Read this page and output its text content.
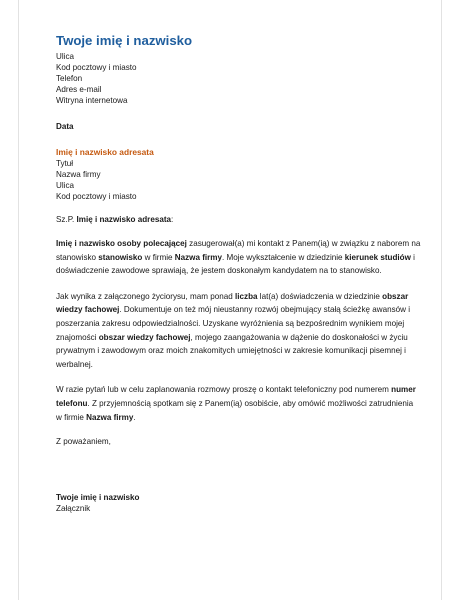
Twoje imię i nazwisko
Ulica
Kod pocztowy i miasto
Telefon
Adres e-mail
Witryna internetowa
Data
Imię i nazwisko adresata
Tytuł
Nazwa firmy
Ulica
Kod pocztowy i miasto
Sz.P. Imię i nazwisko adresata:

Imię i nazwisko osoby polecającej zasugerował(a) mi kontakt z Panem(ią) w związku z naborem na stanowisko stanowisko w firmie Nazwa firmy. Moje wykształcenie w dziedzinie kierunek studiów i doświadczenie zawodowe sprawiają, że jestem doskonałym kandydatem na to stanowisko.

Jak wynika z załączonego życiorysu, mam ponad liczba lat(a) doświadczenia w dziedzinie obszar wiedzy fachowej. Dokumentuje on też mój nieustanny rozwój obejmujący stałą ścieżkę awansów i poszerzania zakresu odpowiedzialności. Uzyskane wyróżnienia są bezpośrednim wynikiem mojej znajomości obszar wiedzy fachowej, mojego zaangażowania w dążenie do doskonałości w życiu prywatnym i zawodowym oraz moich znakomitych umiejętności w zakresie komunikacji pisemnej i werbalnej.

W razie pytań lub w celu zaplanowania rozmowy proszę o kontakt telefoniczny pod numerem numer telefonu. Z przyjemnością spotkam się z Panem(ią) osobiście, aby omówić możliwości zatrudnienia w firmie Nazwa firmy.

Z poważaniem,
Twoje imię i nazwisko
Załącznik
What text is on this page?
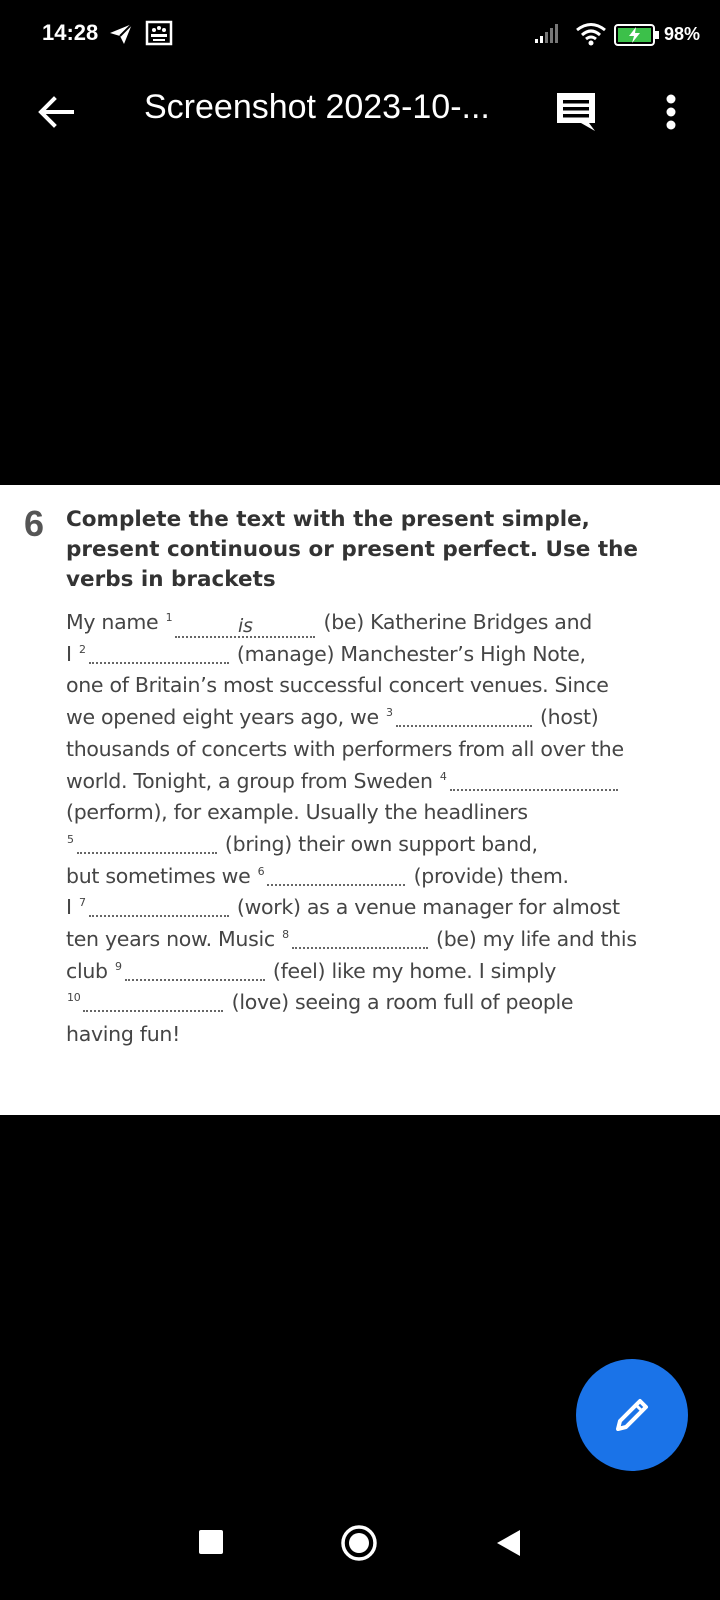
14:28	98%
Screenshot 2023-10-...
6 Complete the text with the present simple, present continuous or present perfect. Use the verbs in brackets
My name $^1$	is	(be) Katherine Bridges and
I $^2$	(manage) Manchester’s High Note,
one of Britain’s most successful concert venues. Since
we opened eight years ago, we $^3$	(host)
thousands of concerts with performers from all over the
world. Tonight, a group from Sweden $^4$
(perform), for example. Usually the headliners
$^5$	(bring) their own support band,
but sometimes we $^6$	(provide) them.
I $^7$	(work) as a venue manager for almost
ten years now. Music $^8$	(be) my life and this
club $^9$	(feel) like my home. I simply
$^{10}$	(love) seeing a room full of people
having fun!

= = = = =

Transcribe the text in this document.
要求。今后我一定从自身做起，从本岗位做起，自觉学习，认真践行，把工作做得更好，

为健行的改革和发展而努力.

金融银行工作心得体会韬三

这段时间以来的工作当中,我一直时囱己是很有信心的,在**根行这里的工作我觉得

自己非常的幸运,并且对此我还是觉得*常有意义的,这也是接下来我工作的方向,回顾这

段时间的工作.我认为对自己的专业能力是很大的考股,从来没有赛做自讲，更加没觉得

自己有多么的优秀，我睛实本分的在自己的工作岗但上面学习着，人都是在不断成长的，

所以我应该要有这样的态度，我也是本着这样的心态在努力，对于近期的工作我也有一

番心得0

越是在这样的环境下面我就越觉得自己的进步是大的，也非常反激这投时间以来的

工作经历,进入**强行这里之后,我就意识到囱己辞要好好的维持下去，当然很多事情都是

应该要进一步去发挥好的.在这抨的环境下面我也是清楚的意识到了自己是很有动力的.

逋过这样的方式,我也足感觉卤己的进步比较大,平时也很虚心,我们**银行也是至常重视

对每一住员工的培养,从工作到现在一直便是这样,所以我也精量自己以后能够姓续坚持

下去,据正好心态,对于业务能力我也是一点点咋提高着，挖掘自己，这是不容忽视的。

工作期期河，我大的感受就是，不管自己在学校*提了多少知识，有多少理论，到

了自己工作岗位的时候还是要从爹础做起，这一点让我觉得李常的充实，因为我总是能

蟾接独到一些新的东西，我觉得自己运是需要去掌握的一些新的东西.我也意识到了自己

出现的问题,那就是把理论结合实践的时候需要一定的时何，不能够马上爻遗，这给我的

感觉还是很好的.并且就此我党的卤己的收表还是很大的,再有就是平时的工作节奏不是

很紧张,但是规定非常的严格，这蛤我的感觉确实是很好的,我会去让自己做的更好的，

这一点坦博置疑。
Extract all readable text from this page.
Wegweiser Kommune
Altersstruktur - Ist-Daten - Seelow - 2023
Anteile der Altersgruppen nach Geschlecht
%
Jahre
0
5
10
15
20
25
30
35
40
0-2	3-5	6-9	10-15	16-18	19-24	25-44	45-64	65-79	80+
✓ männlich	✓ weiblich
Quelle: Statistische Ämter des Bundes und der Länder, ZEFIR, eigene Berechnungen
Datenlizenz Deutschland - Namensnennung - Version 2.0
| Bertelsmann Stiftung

= = = = =

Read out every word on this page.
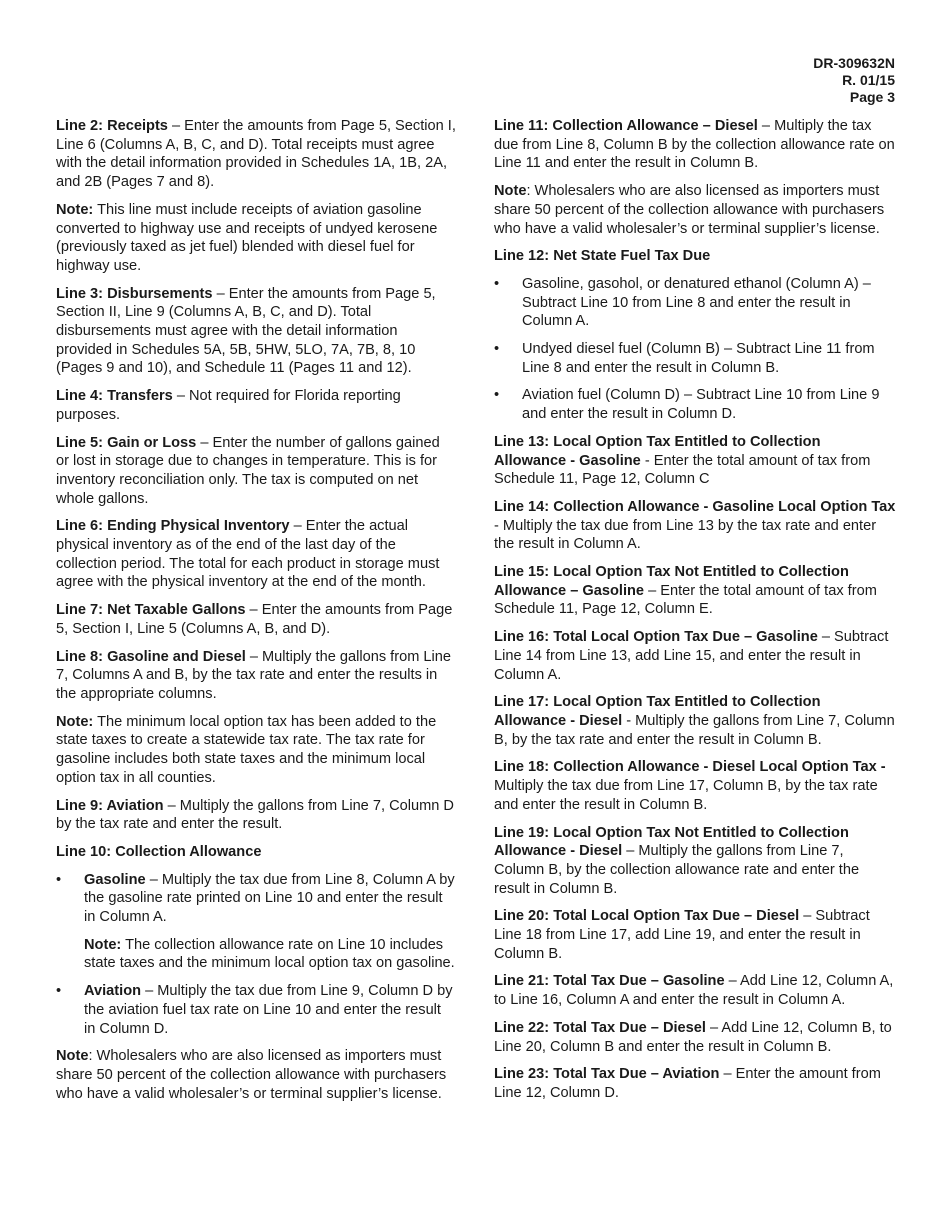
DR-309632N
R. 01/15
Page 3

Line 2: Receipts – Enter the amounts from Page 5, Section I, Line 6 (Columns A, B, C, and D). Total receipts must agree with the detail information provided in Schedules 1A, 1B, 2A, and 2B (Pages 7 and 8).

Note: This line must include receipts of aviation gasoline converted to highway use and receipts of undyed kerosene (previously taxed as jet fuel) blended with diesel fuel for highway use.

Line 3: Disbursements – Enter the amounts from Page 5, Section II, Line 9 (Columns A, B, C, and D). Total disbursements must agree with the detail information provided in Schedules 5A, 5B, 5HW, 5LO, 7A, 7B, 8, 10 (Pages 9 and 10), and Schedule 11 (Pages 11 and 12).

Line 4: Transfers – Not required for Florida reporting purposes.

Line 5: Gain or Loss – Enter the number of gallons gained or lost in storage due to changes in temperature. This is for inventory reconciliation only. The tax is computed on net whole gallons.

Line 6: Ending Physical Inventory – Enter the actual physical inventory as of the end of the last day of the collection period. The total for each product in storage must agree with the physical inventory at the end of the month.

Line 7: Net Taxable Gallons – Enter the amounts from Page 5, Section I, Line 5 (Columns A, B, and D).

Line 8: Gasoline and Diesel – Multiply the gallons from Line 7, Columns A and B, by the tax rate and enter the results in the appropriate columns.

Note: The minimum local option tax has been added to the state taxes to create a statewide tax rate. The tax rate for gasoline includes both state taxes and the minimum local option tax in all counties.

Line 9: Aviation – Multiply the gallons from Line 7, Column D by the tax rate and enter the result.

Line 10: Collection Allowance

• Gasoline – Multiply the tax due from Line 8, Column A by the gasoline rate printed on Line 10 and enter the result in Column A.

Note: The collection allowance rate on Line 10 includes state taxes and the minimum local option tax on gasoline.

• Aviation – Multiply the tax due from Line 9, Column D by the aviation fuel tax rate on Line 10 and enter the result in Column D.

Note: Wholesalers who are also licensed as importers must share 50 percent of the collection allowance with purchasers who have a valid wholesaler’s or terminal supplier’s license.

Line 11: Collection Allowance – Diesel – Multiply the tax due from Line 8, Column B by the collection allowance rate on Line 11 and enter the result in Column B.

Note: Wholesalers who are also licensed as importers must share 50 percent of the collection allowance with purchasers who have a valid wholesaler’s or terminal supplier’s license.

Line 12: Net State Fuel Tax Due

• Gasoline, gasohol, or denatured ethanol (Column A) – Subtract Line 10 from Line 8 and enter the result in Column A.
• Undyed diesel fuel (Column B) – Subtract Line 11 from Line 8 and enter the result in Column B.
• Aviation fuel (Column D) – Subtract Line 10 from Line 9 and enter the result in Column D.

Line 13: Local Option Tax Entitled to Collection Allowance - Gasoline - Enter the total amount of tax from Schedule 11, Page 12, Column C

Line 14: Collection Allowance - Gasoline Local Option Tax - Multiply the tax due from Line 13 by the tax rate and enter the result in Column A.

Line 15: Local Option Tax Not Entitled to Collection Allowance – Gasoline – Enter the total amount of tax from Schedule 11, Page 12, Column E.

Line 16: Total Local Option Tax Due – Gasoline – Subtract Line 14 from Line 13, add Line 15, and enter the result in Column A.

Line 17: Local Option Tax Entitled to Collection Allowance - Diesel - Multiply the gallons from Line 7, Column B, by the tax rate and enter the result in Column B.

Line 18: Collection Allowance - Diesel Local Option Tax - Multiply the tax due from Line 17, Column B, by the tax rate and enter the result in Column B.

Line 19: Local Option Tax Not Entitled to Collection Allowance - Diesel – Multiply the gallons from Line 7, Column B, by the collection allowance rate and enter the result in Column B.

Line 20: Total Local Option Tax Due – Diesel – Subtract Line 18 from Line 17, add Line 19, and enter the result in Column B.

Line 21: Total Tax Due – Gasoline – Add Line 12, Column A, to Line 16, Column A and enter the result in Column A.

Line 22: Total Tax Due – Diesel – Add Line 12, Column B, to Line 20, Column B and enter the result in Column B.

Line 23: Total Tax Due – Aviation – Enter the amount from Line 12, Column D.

= = = = =

Task brief: Find the word "adresata" in the entries above and gather every line that holds it.

Full output:
Imię i nazwisko adresata
Sz.P. Imię i nazwisko adresata:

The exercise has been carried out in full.